Records for processing:
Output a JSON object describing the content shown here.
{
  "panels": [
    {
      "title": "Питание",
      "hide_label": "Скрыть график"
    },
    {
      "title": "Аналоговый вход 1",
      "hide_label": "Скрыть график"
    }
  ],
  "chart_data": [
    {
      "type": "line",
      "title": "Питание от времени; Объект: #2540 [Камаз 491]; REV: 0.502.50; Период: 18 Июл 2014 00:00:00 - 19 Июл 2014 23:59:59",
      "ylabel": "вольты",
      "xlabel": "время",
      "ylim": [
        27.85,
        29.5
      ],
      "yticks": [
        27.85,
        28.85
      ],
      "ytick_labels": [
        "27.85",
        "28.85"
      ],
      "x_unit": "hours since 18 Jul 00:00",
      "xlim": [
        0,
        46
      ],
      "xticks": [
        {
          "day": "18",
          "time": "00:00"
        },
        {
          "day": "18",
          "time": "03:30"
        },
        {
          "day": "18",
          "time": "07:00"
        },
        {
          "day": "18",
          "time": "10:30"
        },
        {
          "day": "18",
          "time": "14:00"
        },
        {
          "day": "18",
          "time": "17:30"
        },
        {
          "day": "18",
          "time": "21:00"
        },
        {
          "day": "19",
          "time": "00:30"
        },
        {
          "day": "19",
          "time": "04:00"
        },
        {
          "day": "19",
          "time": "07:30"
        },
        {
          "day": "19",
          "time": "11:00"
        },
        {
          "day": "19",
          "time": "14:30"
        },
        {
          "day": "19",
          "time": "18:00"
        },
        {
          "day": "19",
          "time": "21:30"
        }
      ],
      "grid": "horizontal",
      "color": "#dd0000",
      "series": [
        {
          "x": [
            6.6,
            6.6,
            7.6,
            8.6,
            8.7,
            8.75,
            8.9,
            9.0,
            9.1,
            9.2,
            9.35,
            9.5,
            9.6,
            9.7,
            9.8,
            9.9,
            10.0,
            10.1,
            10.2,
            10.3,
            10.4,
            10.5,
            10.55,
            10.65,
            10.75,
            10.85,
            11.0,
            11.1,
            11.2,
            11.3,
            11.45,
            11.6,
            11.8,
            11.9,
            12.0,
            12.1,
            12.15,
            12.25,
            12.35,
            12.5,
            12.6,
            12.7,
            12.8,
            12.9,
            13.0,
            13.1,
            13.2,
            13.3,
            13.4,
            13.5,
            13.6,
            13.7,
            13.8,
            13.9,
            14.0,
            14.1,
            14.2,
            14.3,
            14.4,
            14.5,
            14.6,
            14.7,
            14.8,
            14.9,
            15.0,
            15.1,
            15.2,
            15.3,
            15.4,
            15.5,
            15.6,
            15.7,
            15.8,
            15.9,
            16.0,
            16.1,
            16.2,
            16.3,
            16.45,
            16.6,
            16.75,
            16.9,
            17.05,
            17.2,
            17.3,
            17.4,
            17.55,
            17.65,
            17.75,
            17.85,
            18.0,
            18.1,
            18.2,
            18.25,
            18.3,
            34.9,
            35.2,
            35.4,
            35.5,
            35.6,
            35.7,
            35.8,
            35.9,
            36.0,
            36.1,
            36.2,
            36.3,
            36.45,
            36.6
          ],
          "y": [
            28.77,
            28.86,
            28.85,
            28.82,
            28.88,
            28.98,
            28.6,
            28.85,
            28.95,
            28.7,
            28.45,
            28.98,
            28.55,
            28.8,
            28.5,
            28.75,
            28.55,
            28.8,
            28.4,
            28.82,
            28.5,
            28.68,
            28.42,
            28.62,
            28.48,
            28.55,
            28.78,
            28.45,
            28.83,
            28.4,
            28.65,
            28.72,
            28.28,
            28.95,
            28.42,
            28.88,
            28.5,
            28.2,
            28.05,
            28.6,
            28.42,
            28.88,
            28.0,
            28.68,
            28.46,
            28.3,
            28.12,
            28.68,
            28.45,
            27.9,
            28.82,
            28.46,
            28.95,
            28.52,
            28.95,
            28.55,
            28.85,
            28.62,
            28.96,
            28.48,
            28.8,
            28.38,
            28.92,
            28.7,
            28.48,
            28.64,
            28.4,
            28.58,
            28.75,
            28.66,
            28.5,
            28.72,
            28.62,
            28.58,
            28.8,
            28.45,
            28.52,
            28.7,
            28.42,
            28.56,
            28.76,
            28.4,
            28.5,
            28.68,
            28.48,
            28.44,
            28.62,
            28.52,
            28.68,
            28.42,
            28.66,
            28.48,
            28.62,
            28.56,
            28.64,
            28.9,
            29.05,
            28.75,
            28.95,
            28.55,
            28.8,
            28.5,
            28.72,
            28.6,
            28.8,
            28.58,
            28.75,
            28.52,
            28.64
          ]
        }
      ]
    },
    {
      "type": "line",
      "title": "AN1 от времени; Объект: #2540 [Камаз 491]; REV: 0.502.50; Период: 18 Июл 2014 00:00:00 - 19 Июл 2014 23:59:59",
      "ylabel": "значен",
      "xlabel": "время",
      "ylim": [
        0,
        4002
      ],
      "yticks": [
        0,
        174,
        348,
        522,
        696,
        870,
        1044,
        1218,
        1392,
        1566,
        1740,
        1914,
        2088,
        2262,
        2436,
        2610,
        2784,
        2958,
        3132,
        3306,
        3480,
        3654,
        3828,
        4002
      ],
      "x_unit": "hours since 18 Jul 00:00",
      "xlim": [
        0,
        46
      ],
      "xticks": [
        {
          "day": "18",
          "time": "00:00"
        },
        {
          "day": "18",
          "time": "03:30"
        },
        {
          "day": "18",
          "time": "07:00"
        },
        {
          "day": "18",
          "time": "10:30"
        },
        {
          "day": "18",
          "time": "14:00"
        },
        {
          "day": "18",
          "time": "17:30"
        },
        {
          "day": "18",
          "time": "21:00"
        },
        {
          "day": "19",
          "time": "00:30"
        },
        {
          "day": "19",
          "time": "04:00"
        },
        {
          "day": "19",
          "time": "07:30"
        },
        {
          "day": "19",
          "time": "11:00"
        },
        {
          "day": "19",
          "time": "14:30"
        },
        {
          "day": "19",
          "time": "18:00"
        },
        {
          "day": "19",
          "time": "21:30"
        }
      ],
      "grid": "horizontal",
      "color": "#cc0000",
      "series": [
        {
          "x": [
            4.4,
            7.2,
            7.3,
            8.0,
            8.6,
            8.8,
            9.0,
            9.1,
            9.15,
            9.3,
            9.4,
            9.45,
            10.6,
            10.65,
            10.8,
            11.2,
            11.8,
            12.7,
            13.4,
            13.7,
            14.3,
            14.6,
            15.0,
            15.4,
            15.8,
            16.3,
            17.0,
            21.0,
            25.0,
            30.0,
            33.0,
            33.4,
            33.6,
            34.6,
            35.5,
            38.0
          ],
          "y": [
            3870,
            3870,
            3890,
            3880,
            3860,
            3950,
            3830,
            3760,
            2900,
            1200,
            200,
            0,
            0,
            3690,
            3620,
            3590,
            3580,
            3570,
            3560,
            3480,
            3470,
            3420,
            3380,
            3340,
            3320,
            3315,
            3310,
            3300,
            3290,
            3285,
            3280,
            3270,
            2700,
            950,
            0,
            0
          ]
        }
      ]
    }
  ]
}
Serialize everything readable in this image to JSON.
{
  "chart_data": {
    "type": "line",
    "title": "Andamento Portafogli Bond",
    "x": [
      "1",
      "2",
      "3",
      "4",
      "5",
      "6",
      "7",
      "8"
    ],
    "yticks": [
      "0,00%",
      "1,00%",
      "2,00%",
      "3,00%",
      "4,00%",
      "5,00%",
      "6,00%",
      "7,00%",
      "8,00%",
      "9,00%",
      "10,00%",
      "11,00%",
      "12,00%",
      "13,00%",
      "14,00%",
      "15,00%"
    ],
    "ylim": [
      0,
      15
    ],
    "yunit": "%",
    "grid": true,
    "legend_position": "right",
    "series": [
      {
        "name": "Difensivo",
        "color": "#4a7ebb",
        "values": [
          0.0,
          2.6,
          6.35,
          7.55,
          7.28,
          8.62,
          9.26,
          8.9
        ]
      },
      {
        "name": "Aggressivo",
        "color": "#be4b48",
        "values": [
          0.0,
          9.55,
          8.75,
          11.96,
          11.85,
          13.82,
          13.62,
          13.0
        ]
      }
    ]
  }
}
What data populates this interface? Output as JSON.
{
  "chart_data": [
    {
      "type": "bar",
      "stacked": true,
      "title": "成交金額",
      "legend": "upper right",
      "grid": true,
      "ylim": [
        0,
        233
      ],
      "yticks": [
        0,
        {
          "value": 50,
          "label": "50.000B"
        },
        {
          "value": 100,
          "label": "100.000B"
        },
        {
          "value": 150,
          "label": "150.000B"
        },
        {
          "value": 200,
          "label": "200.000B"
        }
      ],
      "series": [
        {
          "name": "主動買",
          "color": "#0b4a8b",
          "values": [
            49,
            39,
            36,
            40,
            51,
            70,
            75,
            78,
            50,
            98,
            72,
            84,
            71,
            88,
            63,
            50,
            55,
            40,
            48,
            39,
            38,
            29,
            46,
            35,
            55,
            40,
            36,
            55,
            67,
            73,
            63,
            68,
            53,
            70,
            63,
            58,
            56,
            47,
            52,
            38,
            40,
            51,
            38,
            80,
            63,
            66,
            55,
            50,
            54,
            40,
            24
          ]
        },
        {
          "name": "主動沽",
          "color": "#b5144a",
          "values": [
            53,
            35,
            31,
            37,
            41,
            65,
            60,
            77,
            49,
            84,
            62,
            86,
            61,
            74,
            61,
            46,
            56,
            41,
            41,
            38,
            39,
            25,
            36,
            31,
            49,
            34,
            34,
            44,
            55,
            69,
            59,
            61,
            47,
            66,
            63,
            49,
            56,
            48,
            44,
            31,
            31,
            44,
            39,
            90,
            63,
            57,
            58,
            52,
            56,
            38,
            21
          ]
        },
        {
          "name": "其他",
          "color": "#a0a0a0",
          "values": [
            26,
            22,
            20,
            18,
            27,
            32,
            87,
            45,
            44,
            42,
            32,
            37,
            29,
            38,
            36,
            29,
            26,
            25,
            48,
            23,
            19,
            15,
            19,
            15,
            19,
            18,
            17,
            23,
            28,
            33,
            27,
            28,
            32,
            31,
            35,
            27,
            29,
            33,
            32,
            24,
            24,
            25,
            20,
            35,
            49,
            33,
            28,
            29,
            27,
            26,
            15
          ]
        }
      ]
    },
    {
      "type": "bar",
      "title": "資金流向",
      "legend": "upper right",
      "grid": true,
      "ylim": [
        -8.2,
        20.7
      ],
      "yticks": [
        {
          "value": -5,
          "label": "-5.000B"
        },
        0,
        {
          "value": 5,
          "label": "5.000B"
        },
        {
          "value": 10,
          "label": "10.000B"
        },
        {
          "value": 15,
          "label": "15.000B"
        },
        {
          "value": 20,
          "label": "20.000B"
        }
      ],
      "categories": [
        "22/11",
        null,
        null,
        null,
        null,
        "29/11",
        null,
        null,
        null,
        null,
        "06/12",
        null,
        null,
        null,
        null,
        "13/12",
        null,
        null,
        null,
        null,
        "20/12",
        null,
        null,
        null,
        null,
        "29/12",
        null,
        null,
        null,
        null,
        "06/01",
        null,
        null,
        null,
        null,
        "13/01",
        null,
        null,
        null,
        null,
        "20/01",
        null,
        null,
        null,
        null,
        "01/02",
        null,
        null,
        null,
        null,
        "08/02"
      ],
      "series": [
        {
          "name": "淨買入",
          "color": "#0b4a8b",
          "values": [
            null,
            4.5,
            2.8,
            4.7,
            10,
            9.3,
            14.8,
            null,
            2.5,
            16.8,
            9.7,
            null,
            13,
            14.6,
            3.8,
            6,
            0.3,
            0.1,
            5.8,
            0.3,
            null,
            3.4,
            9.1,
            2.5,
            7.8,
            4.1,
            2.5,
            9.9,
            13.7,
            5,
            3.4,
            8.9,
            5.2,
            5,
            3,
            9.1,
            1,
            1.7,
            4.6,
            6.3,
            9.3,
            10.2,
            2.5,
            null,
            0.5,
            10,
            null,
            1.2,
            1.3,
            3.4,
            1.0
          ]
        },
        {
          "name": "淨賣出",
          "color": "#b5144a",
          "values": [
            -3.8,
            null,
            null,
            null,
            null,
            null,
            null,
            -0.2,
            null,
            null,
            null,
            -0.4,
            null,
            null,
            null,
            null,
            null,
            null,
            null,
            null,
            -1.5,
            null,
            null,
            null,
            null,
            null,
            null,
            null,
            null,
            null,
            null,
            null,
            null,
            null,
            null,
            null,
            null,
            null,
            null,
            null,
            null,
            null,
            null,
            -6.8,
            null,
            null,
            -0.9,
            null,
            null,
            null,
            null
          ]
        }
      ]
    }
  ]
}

Your task: Determine the number of lines in the listing that contain the string "Камаз". Write that number and nothing else.

Final answer: 2